Passage shown:
(begin)

Opened 10 years ago

Closed 9 years ago

Export wiki pages to latex

Reported by: Owned by: emilk@… Alec Thomas normal wiki system devel normal mimetype converter emilk@…, tapted@…

Description

It would be very usefull to export wiki pages to Latex. A wiki is a great tool for brainstorming and planning. Latex is better for definitiv printed texts. It would be cool if I could use wiki pages as a starting point for Latex articles.

comment:1 Changed 10 years ago by Matthew Good

• Component changed from general to wiki
• Priority changed from normal to low

comment:2 Changed 10 years ago by tapted@…

I think this is an excellent idea, and intend to work on it myself as a patch for a system we are using to allow students to manage group software projects at the University of Sydney. Basically, a lot of their documentation in on the Wiki, but they need to generate a final report — ideally in LaTeX, but some use Word, which we try to discourage. An export to LaTeX would be a very convincing reason to (a) use LaTeX but also (b) maintain hyperlinked documentation on their wikis…

comment:3 Changed 10 years ago by Trent Apted <tapted@…>

Here is a first cut, against trac 0.9.3

--- /old/web_ui.py     2006-01-16 17:09:09.000000000 +1100
+++ /new/web_ui.py   2006-04-14 17:01:25.000000000 +1000
@@ -32,6 +32,7 @@
from trac.web import IRequestHandler
from trac.wiki.model import WikiPage
from trac.wiki.formatter import wiki_to_html, wiki_to_oneliner
+from trac.wiki.wikilatex import wiki_to_latex

class WikiModule(Component):
@@ -113,6 +114,12 @@
req.write(page.text)

(end)

[Image region annotations]
(begin)

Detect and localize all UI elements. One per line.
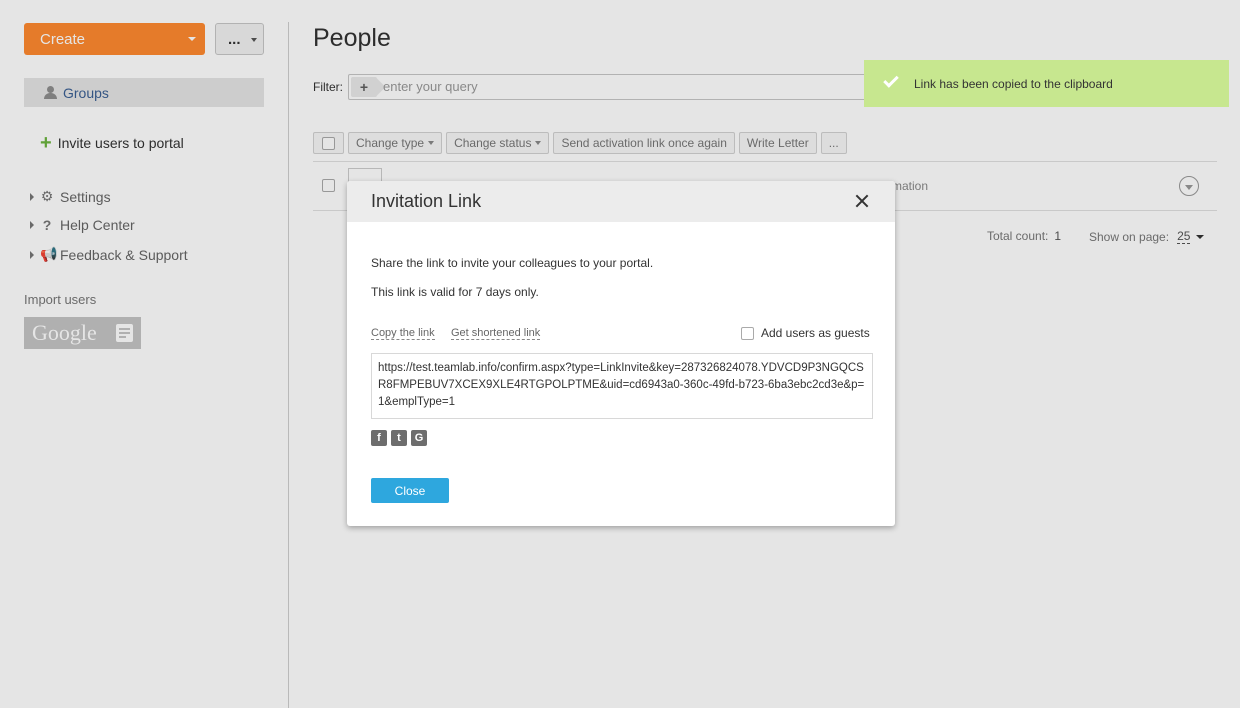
dialog-validity-note: This link is valid for 7 days only. xyxy=(371,285,539,299)
plus-icon: + xyxy=(359,79,369,95)
facebook-icon[interactable]: f xyxy=(371,430,387,446)
share-buttons: f t G xyxy=(371,430,427,446)
invitation-link-dialog: Invitation Link Share the link to invite… xyxy=(347,181,895,526)
dialog-title: Invitation Link xyxy=(371,191,482,211)
twitter-icon[interactable]: t xyxy=(391,430,407,446)
toast-message: Link has been copied to the clipboard xyxy=(914,76,1113,91)
add-as-guests-option[interactable]: Add users as guests xyxy=(741,326,870,340)
close-icon[interactable] xyxy=(855,194,869,208)
invitation-url-field[interactable]: https://test.teamlab.info/confirm.aspx?t… xyxy=(371,353,873,419)
copy-link-button[interactable]: Copy the link xyxy=(371,327,435,340)
dialog-description: Share the link to invite your colleagues… xyxy=(371,256,654,270)
toast-notification: Link has been copied to the clipboard xyxy=(864,60,1229,107)
add-as-guests-checkbox[interactable] xyxy=(741,326,754,340)
google-icon[interactable]: G xyxy=(411,430,427,446)
page: Create ... Groups + Invite users to port… xyxy=(0,0,1240,708)
get-shortened-link-button[interactable]: Get shortened link xyxy=(451,327,541,340)
dialog-header: Invitation Link xyxy=(347,181,895,222)
close-button[interactable]: Close xyxy=(371,478,449,503)
checkmark-icon xyxy=(883,72,899,88)
add-as-guests-label: Add users as guests xyxy=(761,326,870,340)
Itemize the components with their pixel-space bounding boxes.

(end)

Work to complete:
- a) From the ticket on exporting wiki pages to LaTeX, copy verbatim the passage from "Here is a first" up to and including "req.write(page.text)".
- b) Set down the rows unchanged, from the line with "dialog-validity-note: This link" up to and including the line with "toast-notification: Link has".

Responses in order:
- a)
Here is a first cut, against trac 0.9.3

--- /old/web_ui.py     2006-01-16 17:09:09.000000000 +1100
+++ /new/web_ui.py   2006-04-14 17:01:25.000000000 +1000
@@ -32,6 +32,7 @@
from trac.web import IRequestHandler
from trac.wiki.model import WikiPage
from trac.wiki.formatter import wiki_to_html, wiki_to_oneliner
+from trac.wiki.wikilatex import wiki_to_latex

class WikiModule(Component):
@@ -113,6 +114,12 @@
req.write(page.text)

- b)
dialog-validity-note: This link is valid for 7 days only. xyxy=(371,285,539,299)
plus-icon: + xyxy=(359,79,369,95)
facebook-icon[interactable]: f xyxy=(371,430,387,446)
share-buttons: f t G xyxy=(371,430,427,446)
invitation-link-dialog: Invitation Link Share the link to invite… xyxy=(347,181,895,526)
dialog-title: Invitation Link xyxy=(371,191,482,211)
twitter-icon[interactable]: t xyxy=(391,430,407,446)
toast-message: Link has been copied to the clipboard xyxy=(914,76,1113,91)
add-as-guests-option[interactable]: Add users as guests xyxy=(741,326,870,340)
close-icon[interactable] xyxy=(855,194,869,208)
invitation-url-field[interactable]: https://test.teamlab.info/confirm.aspx?t… xyxy=(371,353,873,419)
copy-link-button[interactable]: Copy the link xyxy=(371,327,435,340)
dialog-description: Share the link to invite your colleagues… xyxy=(371,256,654,270)
toast-notification: Link has been copied to the clipboard xyxy=(864,60,1229,107)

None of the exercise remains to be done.